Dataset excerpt

· · · · · · ·

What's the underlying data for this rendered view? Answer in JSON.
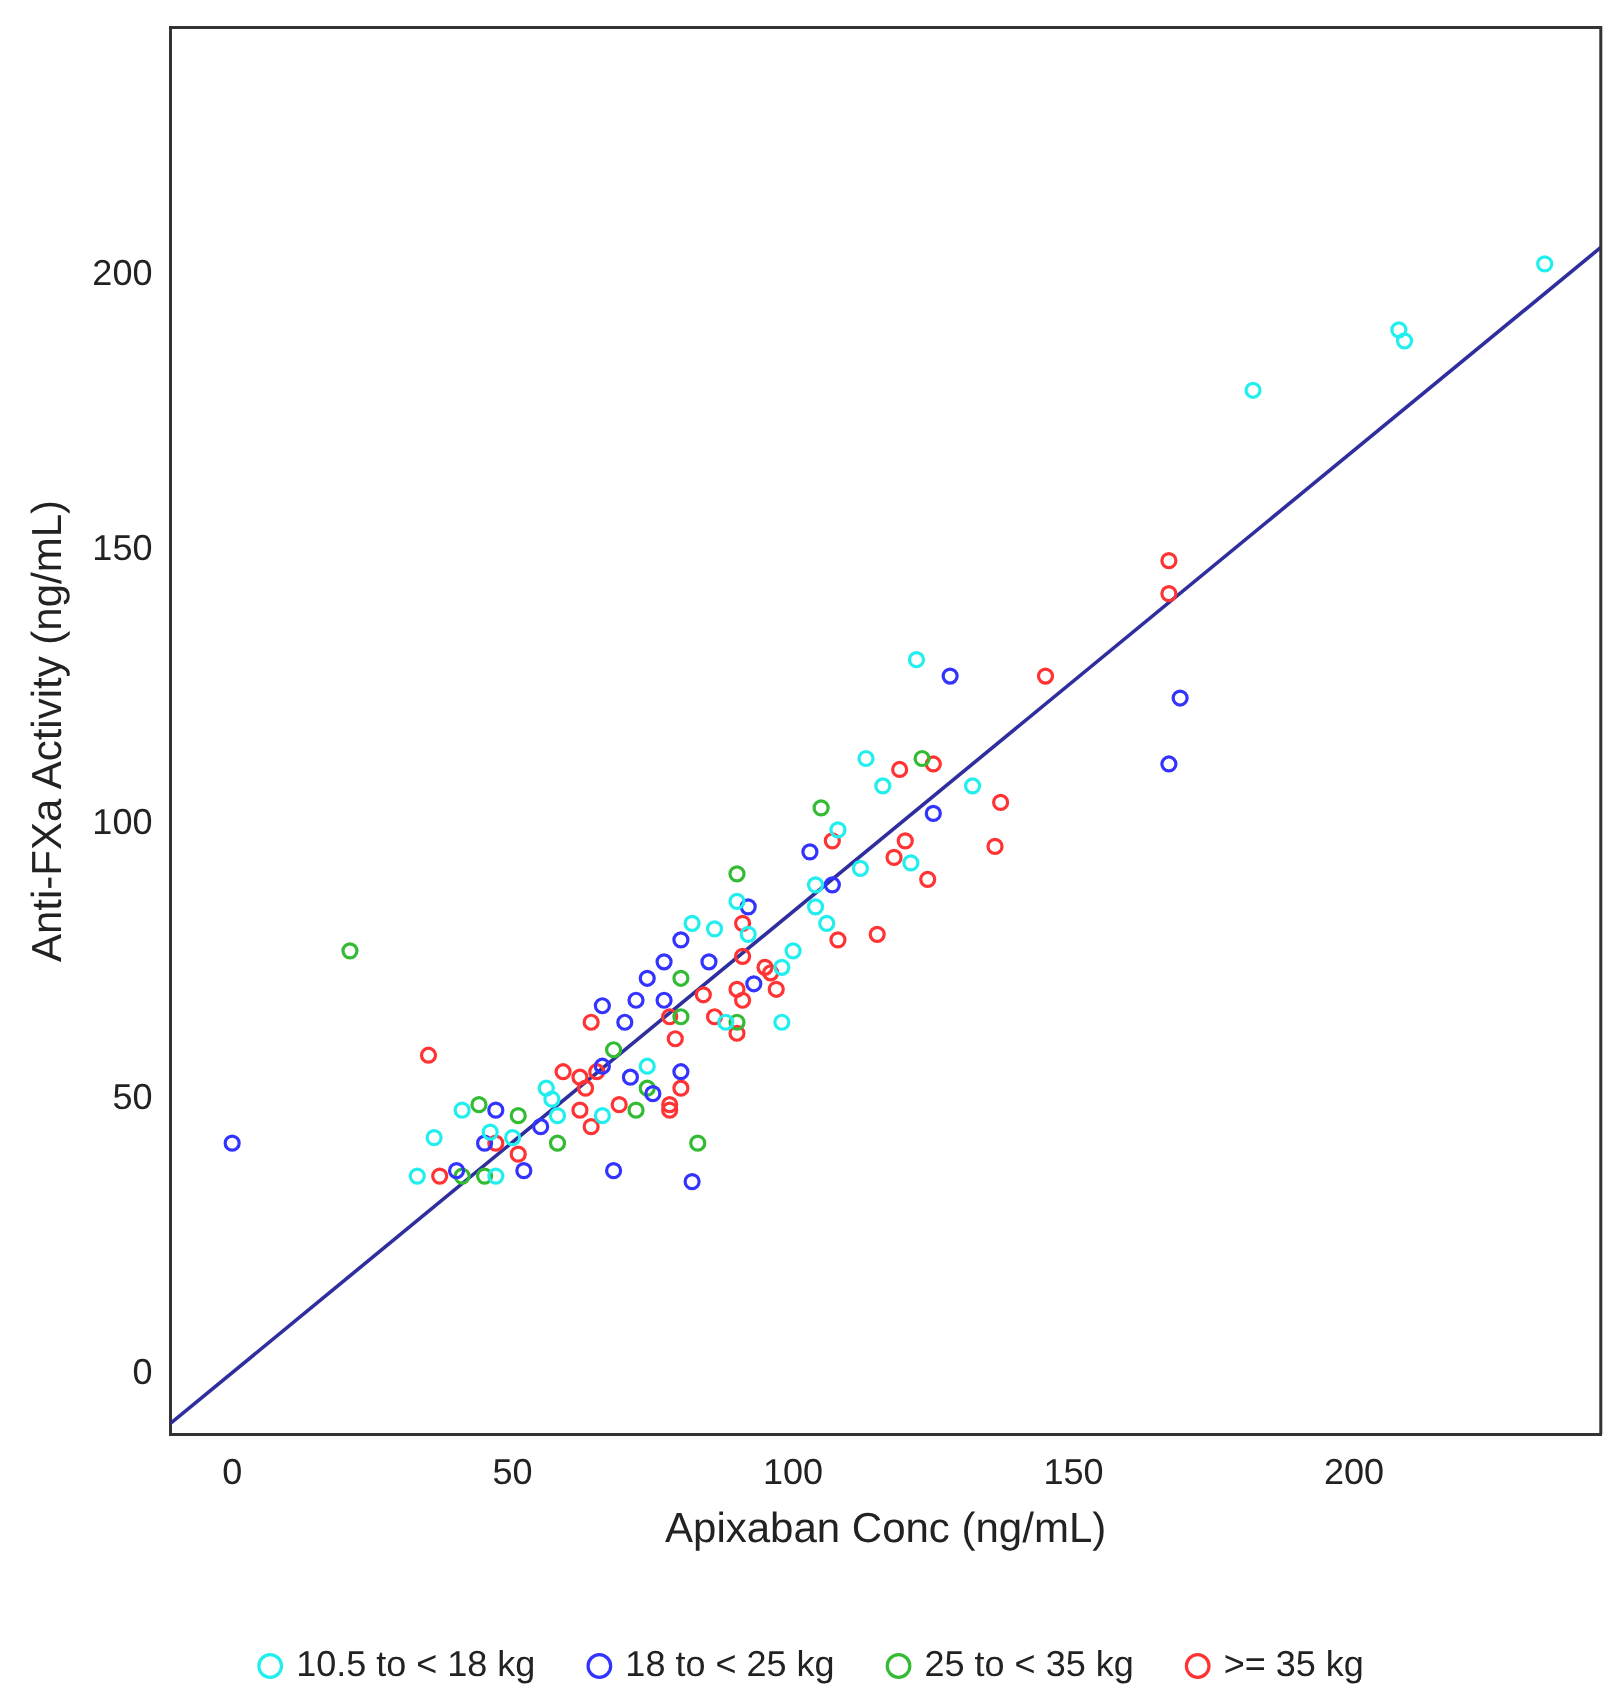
{
  "chart_data": {
    "type": "scatter",
    "xlabel": "Apixaban Conc (ng/mL)",
    "ylabel": "Anti-FXa Activity (ng/mL)",
    "xlim": [
      -11,
      244
    ],
    "ylim": [
      -11,
      245
    ],
    "xticks": [
      0,
      50,
      100,
      150,
      200
    ],
    "yticks": [
      0,
      50,
      100,
      150,
      200
    ],
    "grid": false,
    "legend": "bottom",
    "marker": "circle",
    "series": [
      {
        "name": "10.5 to < 18 kg",
        "color": "#22eeee",
        "x": [
          234,
          208,
          209,
          182,
          122,
          113,
          116,
          132,
          121,
          108,
          112,
          104,
          104,
          106,
          100,
          98,
          90,
          82,
          86,
          92,
          98,
          88,
          74,
          66,
          57,
          58,
          41,
          36,
          33,
          47,
          56,
          46,
          50
        ],
        "values": [
          202,
          190,
          188,
          179,
          130,
          112,
          107,
          107,
          93,
          99,
          92,
          89,
          85,
          82,
          77,
          74,
          86,
          82,
          81,
          80,
          64,
          64,
          56,
          47,
          50,
          47,
          48,
          43,
          36,
          36,
          52,
          44,
          43
        ]
      },
      {
        "name": "18 to < 25 kg",
        "color": "#3333ff",
        "x": [
          128,
          125,
          103,
          107,
          169,
          167,
          92,
          80,
          77,
          85,
          74,
          93,
          72,
          77,
          66,
          70,
          71,
          80,
          75,
          68,
          82,
          47,
          45,
          40,
          52,
          55,
          66,
          0
        ],
        "values": [
          127,
          102,
          95,
          89,
          123,
          111,
          85,
          79,
          75,
          75,
          72,
          71,
          68,
          68,
          67,
          64,
          54,
          55,
          51,
          37,
          35,
          48,
          42,
          37,
          37,
          45,
          56,
          42
        ]
      },
      {
        "name": "25 to < 35 kg",
        "color": "#33bb33",
        "x": [
          123,
          105,
          90,
          80,
          80,
          90,
          68,
          74,
          72,
          83,
          58,
          44,
          51,
          41,
          45,
          21
        ],
        "values": [
          112,
          103,
          91,
          72,
          65,
          64,
          59,
          52,
          48,
          42,
          42,
          49,
          47,
          36,
          36,
          77
        ]
      },
      {
        "name": ">= 35 kg",
        "color": "#ff3333",
        "x": [
          145,
          119,
          125,
          137,
          136,
          120,
          118,
          124,
          107,
          108,
          115,
          167,
          167,
          91,
          91,
          95,
          96,
          97,
          90,
          91,
          84,
          86,
          90,
          78,
          79,
          64,
          59,
          62,
          65,
          63,
          80,
          69,
          78,
          78,
          64,
          62,
          35,
          51,
          37,
          47
        ],
        "values": [
          127,
          110,
          111,
          104,
          96,
          97,
          94,
          90,
          97,
          79,
          80,
          148,
          142,
          82,
          76,
          74,
          73,
          70,
          70,
          68,
          69,
          65,
          62,
          65,
          61,
          64,
          55,
          54,
          55,
          52,
          52,
          49,
          49,
          48,
          45,
          48,
          58,
          40,
          36,
          42
        ]
      },
      {
        "type": "line",
        "marker": "none",
        "color": "#2e2e9e",
        "x": [
          -11,
          244
        ],
        "values": [
          -9,
          205
        ]
      }
    ]
  }
}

· · · · · · ·

● **Problem requirements**
All the lines above are to be given again exactly as they read, with the pictures removed.

● **Answer to this exercise**
What's the underlying data for this rendered view? Answer in JSON.
{
  "chart_data": {
    "type": "scatter",
    "xlabel": "Apixaban Conc (ng/mL)",
    "ylabel": "Anti-FXa Activity (ng/mL)",
    "xlim": [
      -11,
      244
    ],
    "ylim": [
      -11,
      245
    ],
    "xticks": [
      0,
      50,
      100,
      150,
      200
    ],
    "yticks": [
      0,
      50,
      100,
      150,
      200
    ],
    "grid": false,
    "legend": "bottom",
    "marker": "circle",
    "series": [
      {
        "name": "10.5 to < 18 kg",
        "color": "#22eeee",
        "x": [
          234,
          208,
          209,
          182,
          122,
          113,
          116,
          132,
          121,
          108,
          112,
          104,
          104,
          106,
          100,
          98,
          90,
          82,
          86,
          92,
          98,
          88,
          74,
          66,
          57,
          58,
          41,
          36,
          33,
          47,
          56,
          46,
          50
        ],
        "values": [
          202,
          190,
          188,
          179,
          130,
          112,
          107,
          107,
          93,
          99,
          92,
          89,
          85,
          82,
          77,
          74,
          86,
          82,
          81,
          80,
          64,
          64,
          56,
          47,
          50,
          47,
          48,
          43,
          36,
          36,
          52,
          44,
          43
        ]
      },
      {
        "name": "18 to < 25 kg",
        "color": "#3333ff",
        "x": [
          128,
          125,
          103,
          107,
          169,
          167,
          92,
          80,
          77,
          85,
          74,
          93,
          72,
          77,
          66,
          70,
          71,
          80,
          75,
          68,
          82,
          47,
          45,
          40,
          52,
          55,
          66,
          0
        ],
        "values": [
          127,
          102,
          95,
          89,
          123,
          111,
          85,
          79,
          75,
          75,
          72,
          71,
          68,
          68,
          67,
          64,
          54,
          55,
          51,
          37,
          35,
          48,
          42,
          37,
          37,
          45,
          56,
          42
        ]
      },
      {
        "name": "25 to < 35 kg",
        "color": "#33bb33",
        "x": [
          123,
          105,
          90,
          80,
          80,
          90,
          68,
          74,
          72,
          83,
          58,
          44,
          51,
          41,
          45,
          21
        ],
        "values": [
          112,
          103,
          91,
          72,
          65,
          64,
          59,
          52,
          48,
          42,
          42,
          49,
          47,
          36,
          36,
          77
        ]
      },
      {
        "name": ">= 35 kg",
        "color": "#ff3333",
        "x": [
          145,
          119,
          125,
          137,
          136,
          120,
          118,
          124,
          107,
          108,
          115,
          167,
          167,
          91,
          91,
          95,
          96,
          97,
          90,
          91,
          84,
          86,
          90,
          78,
          79,
          64,
          59,
          62,
          65,
          63,
          80,
          69,
          78,
          78,
          64,
          62,
          35,
          51,
          37,
          47
        ],
        "values": [
          127,
          110,
          111,
          104,
          96,
          97,
          94,
          90,
          97,
          79,
          80,
          148,
          142,
          82,
          76,
          74,
          73,
          70,
          70,
          68,
          69,
          65,
          62,
          65,
          61,
          64,
          55,
          54,
          55,
          52,
          52,
          49,
          49,
          48,
          45,
          48,
          58,
          40,
          36,
          42
        ]
      },
      {
        "type": "line",
        "marker": "none",
        "color": "#2e2e9e",
        "x": [
          -11,
          244
        ],
        "values": [
          -9,
          205
        ]
      }
    ]
  }
}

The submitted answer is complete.